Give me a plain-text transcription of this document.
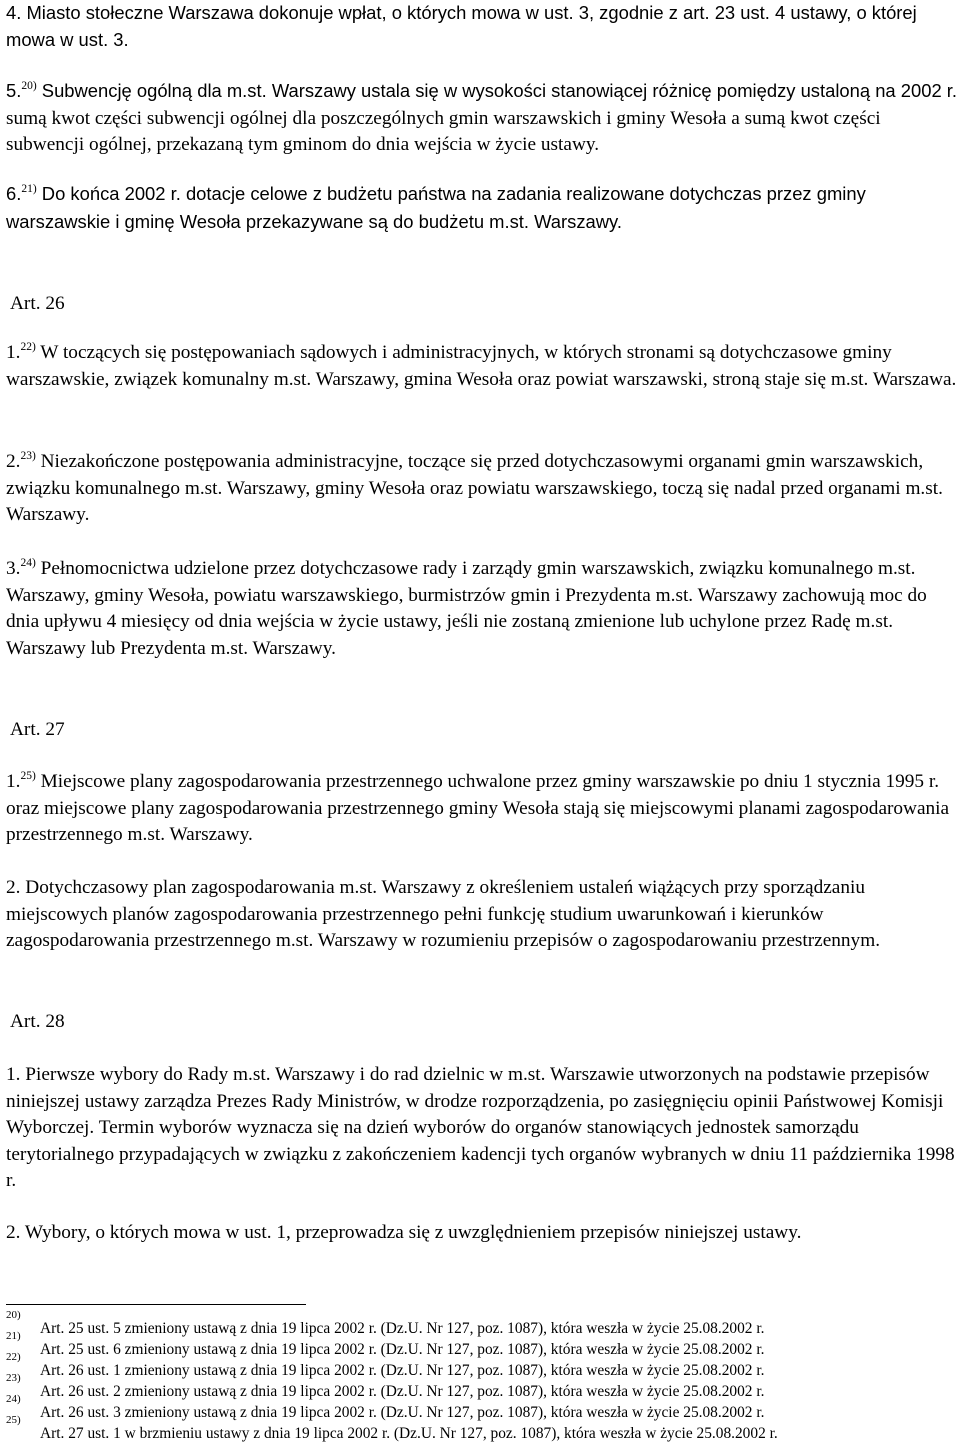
4. Miasto stołeczne Warszawa dokonuje wpłat, o których mowa w ust. 3, zgodnie z art. 23 ust. 4 ustawy, o której mowa w ust. 3.

5.$^{20)}$ Subwencję ogólną dla m.st. Warszawy ustala się w wysokości stanowiącej różnicę pomiędzy ustaloną na 2002 r. sumą kwot części subwencji ogólnej dla poszczególnych gmin warszawskich i gminy Wesoła a sumą kwot części subwencji ogólnej, przekazaną tym gminom do dnia wejścia w życie ustawy.

6.$^{21)}$ Do końca 2002 r. dotacje celowe z budżetu państwa na zadania realizowane dotychczas przez gminy warszawskie i gminę Wesoła przekazywane są do budżetu m.st. Warszawy.

Art. 26

1.$^{22)}$ W toczących się postępowaniach sądowych i administracyjnych, w których stronami są dotychczasowe gminy warszawskie, związek komunalny m.st. Warszawy, gmina Wesoła oraz powiat warszawski, stroną staje się m.st. Warszawa.

2.$^{23)}$ Niezakończone postępowania administracyjne, toczące się przed dotychczasowymi organami gmin warszawskich, związku komunalnego m.st. Warszawy, gminy Wesoła oraz powiatu warszawskiego, toczą się nadal przed organami m.st. Warszawy.

3.$^{24)}$ Pełnomocnictwa udzielone przez dotychczasowe rady i zarządy gmin warszawskich, związku komunalnego m.st. Warszawy, gminy Wesoła, powiatu warszawskiego, burmistrzów gmin i Prezydenta m.st. Warszawy zachowują moc do dnia upływu 4 miesięcy od dnia wejścia w życie ustawy, jeśli nie zostaną zmienione lub uchylone przez Radę m.st. Warszawy lub Prezydenta m.st. Warszawy.

Art. 27

1.$^{25)}$ Miejscowe plany zagospodarowania przestrzennego uchwalone przez gminy warszawskie po dniu 1 stycznia 1995 r. oraz miejscowe plany zagospodarowania przestrzennego gminy Wesoła stają się miejscowymi planami zagospodarowania przestrzennego m.st. Warszawy.

2. Dotychczasowy plan zagospodarowania m.st. Warszawy z określeniem ustaleń wiążących przy sporządzaniu miejscowych planów zagospodarowania przestrzennego pełni funkcję studium uwarunkowań i kierunków zagospodarowania przestrzennego m.st. Warszawy w rozumieniu przepisów o zagospodarowaniu przestrzennym.

Art. 28

1. Pierwsze wybory do Rady m.st. Warszawy i do rad dzielnic w m.st. Warszawie utworzonych na podstawie przepisów niniejszej ustawy zarządza Prezes Rady Ministrów, w drodze rozporządzenia, po zasięgnięciu opinii Państwowej Komisji Wyborczej. Termin wyborów wyznacza się na dzień wyborów do organów stanowiących jednostek samorządu terytorialnego przypadających w związku z zakończeniem kadencji tych organów wybranych w dniu 11 października 1998 r.

2. Wybory, o których mowa w ust. 1, przeprowadza się z uwzględnieniem przepisów niniejszej ustawy.

20)
Art. 25 ust. 5 zmieniony ustawą z dnia 19 lipca 2002 r. (Dz.U. Nr 127, poz. 1087), która weszła w życie 25.08.2002 r.
21)
Art. 25 ust. 6 zmieniony ustawą z dnia 19 lipca 2002 r. (Dz.U. Nr 127, poz. 1087), która weszła w życie 25.08.2002 r.
22)
Art. 26 ust. 1 zmieniony ustawą z dnia 19 lipca 2002 r. (Dz.U. Nr 127, poz. 1087), która weszła w życie 25.08.2002 r.
23)
Art. 26 ust. 2 zmieniony ustawą z dnia 19 lipca 2002 r. (Dz.U. Nr 127, poz. 1087), która weszła w życie 25.08.2002 r.
24)
Art. 26 ust. 3 zmieniony ustawą z dnia 19 lipca 2002 r. (Dz.U. Nr 127, poz. 1087), która weszła w życie 25.08.2002 r.
25)
Art. 27 ust. 1 w brzmieniu ustawy z dnia 19 lipca 2002 r. (Dz.U. Nr 127, poz. 1087), która weszła w życie 25.08.2002 r.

- WORK INSTRUCTIONS
Repeat the material above word for word and skip every image in it.

- FULL OUTPUT
Give me a plain-text transcription of this document.
4. Miasto stołeczne Warszawa dokonuje wpłat, o których mowa w ust. 3, zgodnie z art. 23 ust. 4 ustawy, o której mowa w ust. 3.

5.$^{20)}$ Subwencję ogólną dla m.st. Warszawy ustala się w wysokości stanowiącej różnicę pomiędzy ustaloną na 2002 r. sumą kwot części subwencji ogólnej dla poszczególnych gmin warszawskich i gminy Wesoła a sumą kwot części subwencji ogólnej, przekazaną tym gminom do dnia wejścia w życie ustawy.

6.$^{21)}$ Do końca 2002 r. dotacje celowe z budżetu państwa na zadania realizowane dotychczas przez gminy warszawskie i gminę Wesoła przekazywane są do budżetu m.st. Warszawy.

Art. 26

1.$^{22)}$ W toczących się postępowaniach sądowych i administracyjnych, w których stronami są dotychczasowe gminy warszawskie, związek komunalny m.st. Warszawy, gmina Wesoła oraz powiat warszawski, stroną staje się m.st. Warszawa.

2.$^{23)}$ Niezakończone postępowania administracyjne, toczące się przed dotychczasowymi organami gmin warszawskich, związku komunalnego m.st. Warszawy, gminy Wesoła oraz powiatu warszawskiego, toczą się nadal przed organami m.st. Warszawy.

3.$^{24)}$ Pełnomocnictwa udzielone przez dotychczasowe rady i zarządy gmin warszawskich, związku komunalnego m.st. Warszawy, gminy Wesoła, powiatu warszawskiego, burmistrzów gmin i Prezydenta m.st. Warszawy zachowują moc do dnia upływu 4 miesięcy od dnia wejścia w życie ustawy, jeśli nie zostaną zmienione lub uchylone przez Radę m.st. Warszawy lub Prezydenta m.st. Warszawy.

Art. 27

1.$^{25)}$ Miejscowe plany zagospodarowania przestrzennego uchwalone przez gminy warszawskie po dniu 1 stycznia 1995 r. oraz miejscowe plany zagospodarowania przestrzennego gminy Wesoła stają się miejscowymi planami zagospodarowania przestrzennego m.st. Warszawy.

2. Dotychczasowy plan zagospodarowania m.st. Warszawy z określeniem ustaleń wiążących przy sporządzaniu miejscowych planów zagospodarowania przestrzennego pełni funkcję studium uwarunkowań i kierunków zagospodarowania przestrzennego m.st. Warszawy w rozumieniu przepisów o zagospodarowaniu przestrzennym.

Art. 28

1. Pierwsze wybory do Rady m.st. Warszawy i do rad dzielnic w m.st. Warszawie utworzonych na podstawie przepisów niniejszej ustawy zarządza Prezes Rady Ministrów, w drodze rozporządzenia, po zasięgnięciu opinii Państwowej Komisji Wyborczej. Termin wyborów wyznacza się na dzień wyborów do organów stanowiących jednostek samorządu terytorialnego przypadających w związku z zakończeniem kadencji tych organów wybranych w dniu 11 października 1998 r.

2. Wybory, o których mowa w ust. 1, przeprowadza się z uwzględnieniem przepisów niniejszej ustawy.

20)
Art. 25 ust. 5 zmieniony ustawą z dnia 19 lipca 2002 r. (Dz.U. Nr 127, poz. 1087), która weszła w życie 25.08.2002 r.
21)
Art. 25 ust. 6 zmieniony ustawą z dnia 19 lipca 2002 r. (Dz.U. Nr 127, poz. 1087), która weszła w życie 25.08.2002 r.
22)
Art. 26 ust. 1 zmieniony ustawą z dnia 19 lipca 2002 r. (Dz.U. Nr 127, poz. 1087), która weszła w życie 25.08.2002 r.
23)
Art. 26 ust. 2 zmieniony ustawą z dnia 19 lipca 2002 r. (Dz.U. Nr 127, poz. 1087), która weszła w życie 25.08.2002 r.
24)
Art. 26 ust. 3 zmieniony ustawą z dnia 19 lipca 2002 r. (Dz.U. Nr 127, poz. 1087), która weszła w życie 25.08.2002 r.
25)
Art. 27 ust. 1 w brzmieniu ustawy z dnia 19 lipca 2002 r. (Dz.U. Nr 127, poz. 1087), która weszła w życie 25.08.2002 r.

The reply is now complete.